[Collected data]
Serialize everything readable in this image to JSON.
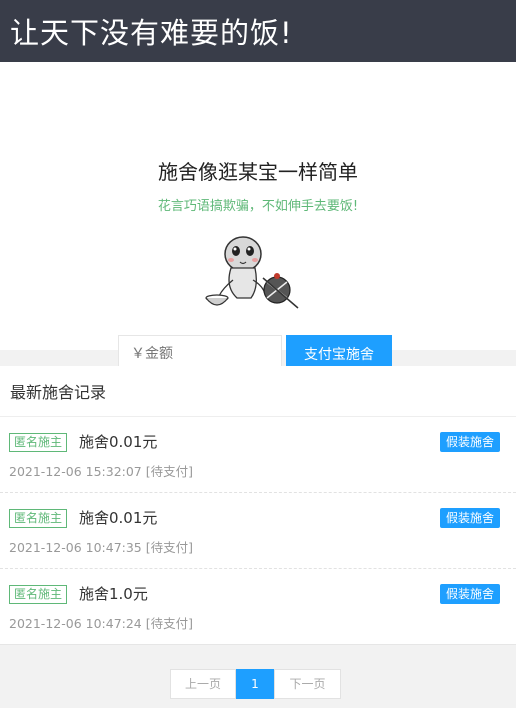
{
  "header": {
    "title": "让天下没有难要的饭!"
  },
  "hero": {
    "title": "施舍像逛某宝一样简单",
    "subtitle": "花言巧语搞欺骗，不如伸手去要饭!",
    "amount_placeholder": "￥金额",
    "donate_button": "支付宝施舍"
  },
  "records": {
    "heading": "最新施舍记录",
    "items": [
      {
        "badge": "匿名施主",
        "amount": "施舍0.01元",
        "time": "2021-12-06 15:32:07",
        "status": "[待支付]",
        "action": "假装施舍"
      },
      {
        "badge": "匿名施主",
        "amount": "施舍0.01元",
        "time": "2021-12-06 10:47:35",
        "status": "[待支付]",
        "action": "假装施舍"
      },
      {
        "badge": "匿名施主",
        "amount": "施舍1.0元",
        "time": "2021-12-06 10:47:24",
        "status": "[待支付]",
        "action": "假装施舍"
      }
    ]
  },
  "pager": {
    "prev": "上一页",
    "current": "1",
    "next": "下一页"
  },
  "colors": {
    "header_bg": "#393d49",
    "accent_blue": "#1e9fff",
    "accent_green": "#5fb878"
  },
  "icons": {
    "mascot": "beggar-mascot-illustration"
  }
}
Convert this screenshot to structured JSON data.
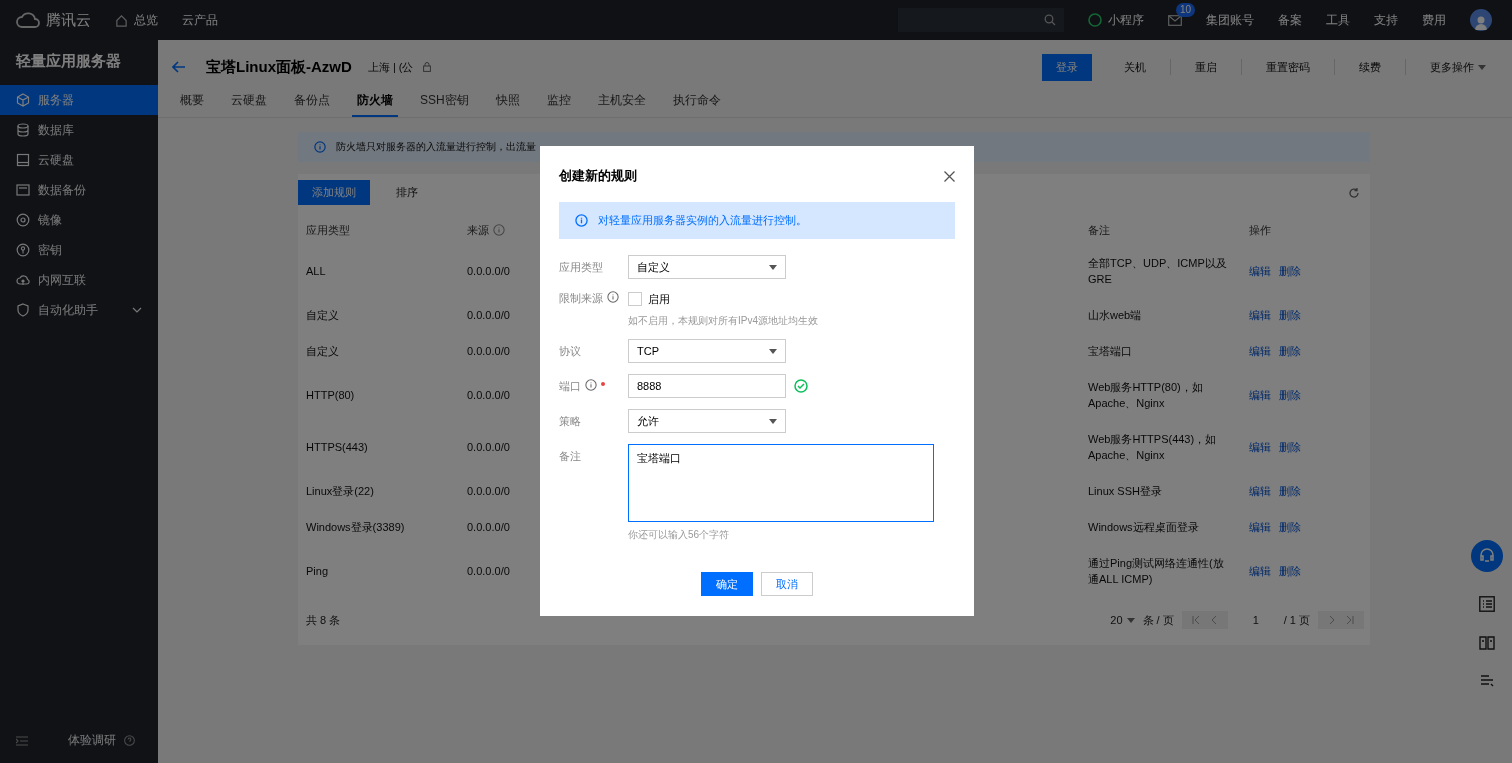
{
  "topbar": {
    "logo": "腾讯云",
    "nav": [
      "总览",
      "云产品"
    ],
    "miniapp": "小程序",
    "mail_badge": "10",
    "links": [
      "集团账号",
      "备案",
      "工具",
      "支持",
      "费用"
    ]
  },
  "sidebar": {
    "title": "轻量应用服务器",
    "items": [
      {
        "label": "服务器",
        "selected": true,
        "has_children": false
      },
      {
        "label": "数据库",
        "selected": false,
        "has_children": false
      },
      {
        "label": "云硬盘",
        "selected": false,
        "has_children": false
      },
      {
        "label": "数据备份",
        "selected": false,
        "has_children": false
      },
      {
        "label": "镜像",
        "selected": false,
        "has_children": false
      },
      {
        "label": "密钥",
        "selected": false,
        "has_children": false
      },
      {
        "label": "内网互联",
        "selected": false,
        "has_children": false
      },
      {
        "label": "自动化助手",
        "selected": false,
        "has_children": true
      }
    ],
    "footer": "体验调研"
  },
  "header": {
    "title": "宝塔Linux面板-AzwD",
    "region": "上海 | (公",
    "buttons": [
      {
        "label": "登录",
        "primary": true,
        "caret": false
      },
      {
        "label": "关机",
        "primary": false,
        "caret": false
      },
      {
        "label": "重启",
        "primary": false,
        "caret": false
      },
      {
        "label": "重置密码",
        "primary": false,
        "caret": false
      },
      {
        "label": "续费",
        "primary": false,
        "caret": false
      },
      {
        "label": "更多操作",
        "primary": false,
        "caret": true
      }
    ]
  },
  "tabs": [
    {
      "label": "概要",
      "selected": false
    },
    {
      "label": "云硬盘",
      "selected": false
    },
    {
      "label": "备份点",
      "selected": false
    },
    {
      "label": "防火墙",
      "selected": true
    },
    {
      "label": "SSH密钥",
      "selected": false
    },
    {
      "label": "快照",
      "selected": false
    },
    {
      "label": "监控",
      "selected": false
    },
    {
      "label": "主机安全",
      "selected": false
    },
    {
      "label": "执行命令",
      "selected": false
    }
  ],
  "notice": "防火墙只对服务器的入流量进行控制，出流量",
  "toolbar": [
    {
      "label": "添加规则",
      "primary": true
    },
    {
      "label": "排序",
      "primary": false
    }
  ],
  "table": {
    "columns": [
      {
        "label": "应用类型",
        "info": false
      },
      {
        "label": "来源",
        "info": true
      },
      {
        "label": "备注",
        "info": false
      },
      {
        "label": "操作",
        "info": false
      }
    ],
    "rows": [
      {
        "type": "ALL",
        "source": "0.0.0.0/0",
        "note": "全部TCP、UDP、ICMP以及GRE",
        "actions": [
          "编辑",
          "删除"
        ]
      },
      {
        "type": "自定义",
        "source": "0.0.0.0/0",
        "note": "山水web端",
        "actions": [
          "编辑",
          "删除"
        ]
      },
      {
        "type": "自定义",
        "source": "0.0.0.0/0",
        "note": "宝塔端口",
        "actions": [
          "编辑",
          "删除"
        ]
      },
      {
        "type": "HTTP(80)",
        "source": "0.0.0.0/0",
        "note": "Web服务HTTP(80)，如Apache、Nginx",
        "actions": [
          "编辑",
          "删除"
        ]
      },
      {
        "type": "HTTPS(443)",
        "source": "0.0.0.0/0",
        "note": "Web服务HTTPS(443)，如Apache、Nginx",
        "actions": [
          "编辑",
          "删除"
        ]
      },
      {
        "type": "Linux登录(22)",
        "source": "0.0.0.0/0",
        "note": "Linux SSH登录",
        "actions": [
          "编辑",
          "删除"
        ]
      },
      {
        "type": "Windows登录(3389)",
        "source": "0.0.0.0/0",
        "note": "Windows远程桌面登录",
        "actions": [
          "编辑",
          "删除"
        ]
      },
      {
        "type": "Ping",
        "source": "0.0.0.0/0",
        "note": "通过Ping测试网络连通性(放通ALL ICMP)",
        "actions": [
          "编辑",
          "删除"
        ]
      }
    ],
    "total": "共 8 条",
    "page_size": "20",
    "per_page": "条 / 页",
    "page": "1",
    "pages": "/ 1 页"
  },
  "dialog": {
    "title": "创建新的规则",
    "info": "对轻量应用服务器实例的入流量进行控制。",
    "fields": [
      {
        "label": "应用类型",
        "kind": "select",
        "value": "自定义",
        "info": false,
        "required": false,
        "valid": false,
        "focused": false
      },
      {
        "label": "限制来源",
        "kind": "checkbox",
        "option": "启用",
        "checked": false,
        "hint": "如不启用，本规则对所有IPv4源地址均生效",
        "info": true,
        "required": false,
        "valid": false,
        "focused": false
      },
      {
        "label": "协议",
        "kind": "select",
        "value": "TCP",
        "info": false,
        "required": false,
        "valid": false,
        "focused": false
      },
      {
        "label": "端口",
        "kind": "input",
        "value": "8888",
        "info": true,
        "required": true,
        "valid": true,
        "focused": false
      },
      {
        "label": "策略",
        "kind": "select",
        "value": "允许",
        "info": false,
        "required": false,
        "valid": false,
        "focused": false
      },
      {
        "label": "备注",
        "kind": "textarea",
        "value": "宝塔端口",
        "hint": "你还可以输入56个字符",
        "info": false,
        "required": false,
        "valid": false,
        "focused": true
      }
    ],
    "buttons": [
      {
        "label": "确定",
        "primary": true
      },
      {
        "label": "取消",
        "primary": false
      }
    ]
  }
}
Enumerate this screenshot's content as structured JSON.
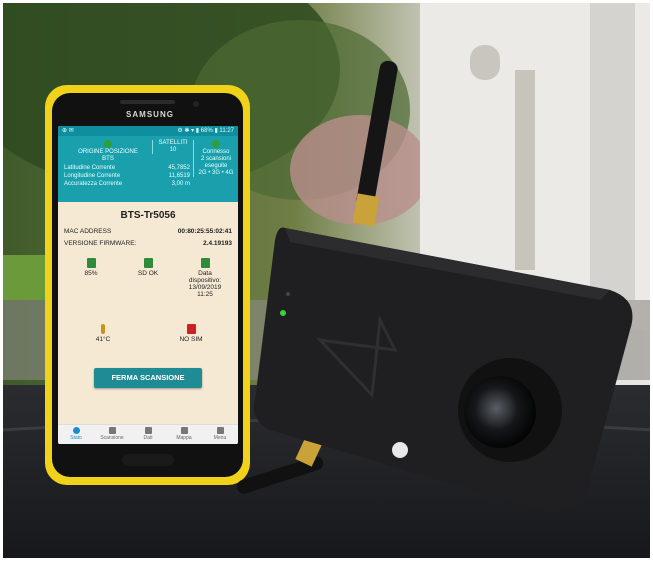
{
  "phone": {
    "brand": "SAMSUNG"
  },
  "status_bar": {
    "left": "⊕ ✉",
    "right": "⚙ ✱ ▾ ▮ 68% ▮ 11:27"
  },
  "header": {
    "origin_label": "ORIGINE POSIZIONE",
    "origin_value": "BTS",
    "satellites_label": "SATELLITI",
    "satellites_value": "10",
    "connection_label": "Connesso",
    "scans_line1": "2 scansioni",
    "scans_line2": "eseguite",
    "scans_bands": "2G • 3G • 4G",
    "rows": [
      {
        "label": "Latitudine Corrente",
        "value": "45,7852"
      },
      {
        "label": "Longitudine Corrente",
        "value": "11,6519"
      },
      {
        "label": "Accuratezza Corrente",
        "value": "3,00 m"
      }
    ]
  },
  "device": {
    "name": "BTS-Tr5056",
    "mac_label": "MAC ADDRESS",
    "mac_value": "00:80:25:55:02:41",
    "fw_label": "VERSIONE FIRMWARE:",
    "fw_value": "2.4.19193"
  },
  "tiles": {
    "battery": "85%",
    "sd": "SD OK",
    "date_label": "Data",
    "date_label2": "dispositivo:",
    "date_value": "13/09/2019",
    "time_value": "11:25",
    "temp": "41°C",
    "sim": "NO SIM"
  },
  "action": {
    "stop_scan": "FERMA SCANSIONE"
  },
  "nav": [
    {
      "label": "Stato"
    },
    {
      "label": "Scansione"
    },
    {
      "label": "Dati"
    },
    {
      "label": "Mappa"
    },
    {
      "label": "Menu"
    }
  ],
  "colors": {
    "app_header": "#1aa0ad",
    "button": "#1f8c95",
    "phone_case": "#f0d21a",
    "device": "#1f1f21"
  }
}
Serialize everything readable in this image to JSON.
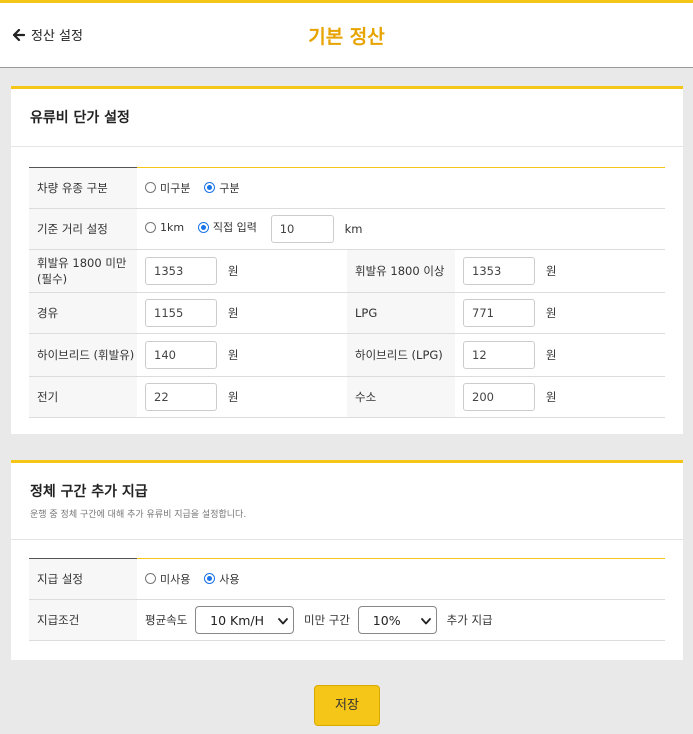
{
  "header": {
    "back_label": "정산 설정",
    "title": "기본 정산"
  },
  "fuel": {
    "title": "유류비 단가 설정",
    "rows": {
      "vehicle_type": {
        "label": "차량 유종 구분",
        "options": [
          "미구분",
          "구분"
        ],
        "selected": "구분"
      },
      "distance": {
        "label": "기준 거리 설정",
        "option_1km": "1km",
        "option_direct": "직접 입력",
        "selected": "직접 입력",
        "value": "10",
        "unit": "km"
      },
      "gasoline_lt1800": {
        "label": "휘발유 1800 미만 (필수)",
        "value": "1353",
        "unit": "원"
      },
      "gasoline_ge1800": {
        "label": "휘발유 1800 이상",
        "value": "1353",
        "unit": "원"
      },
      "diesel": {
        "label": "경유",
        "value": "1155",
        "unit": "원"
      },
      "lpg": {
        "label": "LPG",
        "value": "771",
        "unit": "원"
      },
      "hybrid_gas": {
        "label": "하이브리드 (휘발유)",
        "value": "140",
        "unit": "원"
      },
      "hybrid_lpg": {
        "label": "하이브리드 (LPG)",
        "value": "12",
        "unit": "원"
      },
      "electric": {
        "label": "전기",
        "value": "22",
        "unit": "원"
      },
      "hydrogen": {
        "label": "수소",
        "value": "200",
        "unit": "원"
      }
    }
  },
  "congestion": {
    "title": "정체 구간 추가 지급",
    "description": "운행 중 정체 구간에 대해 추가 유류비 지급을 설정합니다.",
    "payment": {
      "label": "지급 설정",
      "options": [
        "미사용",
        "사용"
      ],
      "selected": "사용"
    },
    "condition": {
      "label": "지급조건",
      "speed_label": "평균속도",
      "speed_value": "10 Km/H",
      "below_label": "미만 구간",
      "percent_value": "10%",
      "extra_label": "추가 지급"
    }
  },
  "save_label": "저장",
  "colors": {
    "accent": "#f5c518",
    "title": "#e7a400",
    "radio_selected": "#1a73e8"
  }
}
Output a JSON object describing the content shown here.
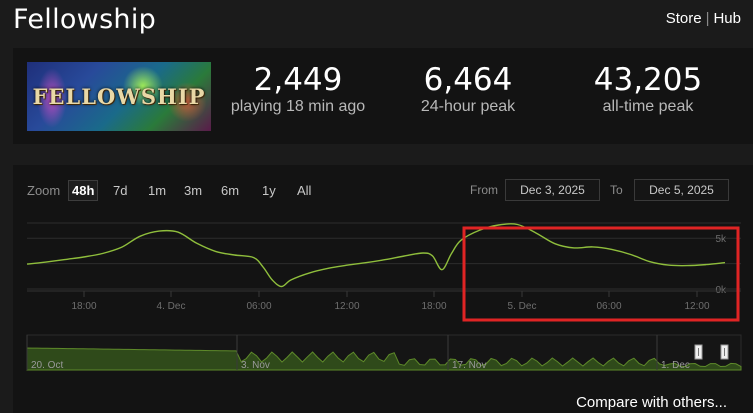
{
  "header": {
    "title": "Fellowship",
    "links": [
      "Store",
      "Hub"
    ],
    "separator": "|"
  },
  "game": {
    "logo_text": "FELLOWSHIP"
  },
  "stats": [
    {
      "value": "2,449",
      "label": "playing 18 min ago"
    },
    {
      "value": "6,464",
      "label": "24-hour peak"
    },
    {
      "value": "43,205",
      "label": "all-time peak"
    }
  ],
  "chart": {
    "zoom_label": "Zoom",
    "zoom_options": [
      "48h",
      "7d",
      "1m",
      "3m",
      "6m",
      "1y",
      "All"
    ],
    "zoom_selected": "48h",
    "from_label": "From",
    "from_value": "Dec 3, 2025",
    "to_label": "To",
    "to_value": "Dec 5, 2025",
    "compare_link": "Compare with others...",
    "colors": {
      "line": "#8fbe3c",
      "navigator_fill": "#2f4a1a",
      "highlight": "#e02424",
      "grid": "#2d2d2d"
    }
  },
  "chart_data": {
    "type": "line",
    "title": "",
    "xlabel": "",
    "ylabel": "",
    "x_ticks": [
      "18:00",
      "4. Dec",
      "06:00",
      "12:00",
      "18:00",
      "5. Dec",
      "06:00",
      "12:00"
    ],
    "y_ticks": [
      "0k",
      "5k"
    ],
    "ylim": [
      0,
      6500
    ],
    "grid": true,
    "series": [
      {
        "x": [
          0,
          2,
          4,
          6,
          8,
          10,
          12,
          14,
          16,
          18,
          20,
          22,
          24,
          25,
          26,
          27,
          28,
          30,
          32,
          34,
          36,
          38,
          40,
          42,
          43,
          44,
          45,
          46,
          48,
          50,
          52,
          54,
          56,
          58,
          60,
          62,
          64,
          66,
          68,
          70,
          72,
          74
        ],
        "values": [
          2450,
          2650,
          2900,
          3150,
          3500,
          4100,
          5200,
          5700,
          5600,
          4500,
          3700,
          3350,
          3100,
          2200,
          900,
          250,
          900,
          1600,
          2050,
          2350,
          2600,
          2900,
          3250,
          3550,
          3250,
          1900,
          3500,
          4800,
          5800,
          6300,
          6350,
          5500,
          4450,
          4050,
          4150,
          3900,
          3400,
          2700,
          2350,
          2300,
          2400,
          2600
        ]
      }
    ],
    "navigator": {
      "x_labels": [
        "20. Oct",
        "3. Nov",
        "17. Nov",
        "1. Dec"
      ]
    }
  }
}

_Exercise prompt_.
What is the number of lines in the data above that include the word "this"? Answer with that number only.

_The solution_.
4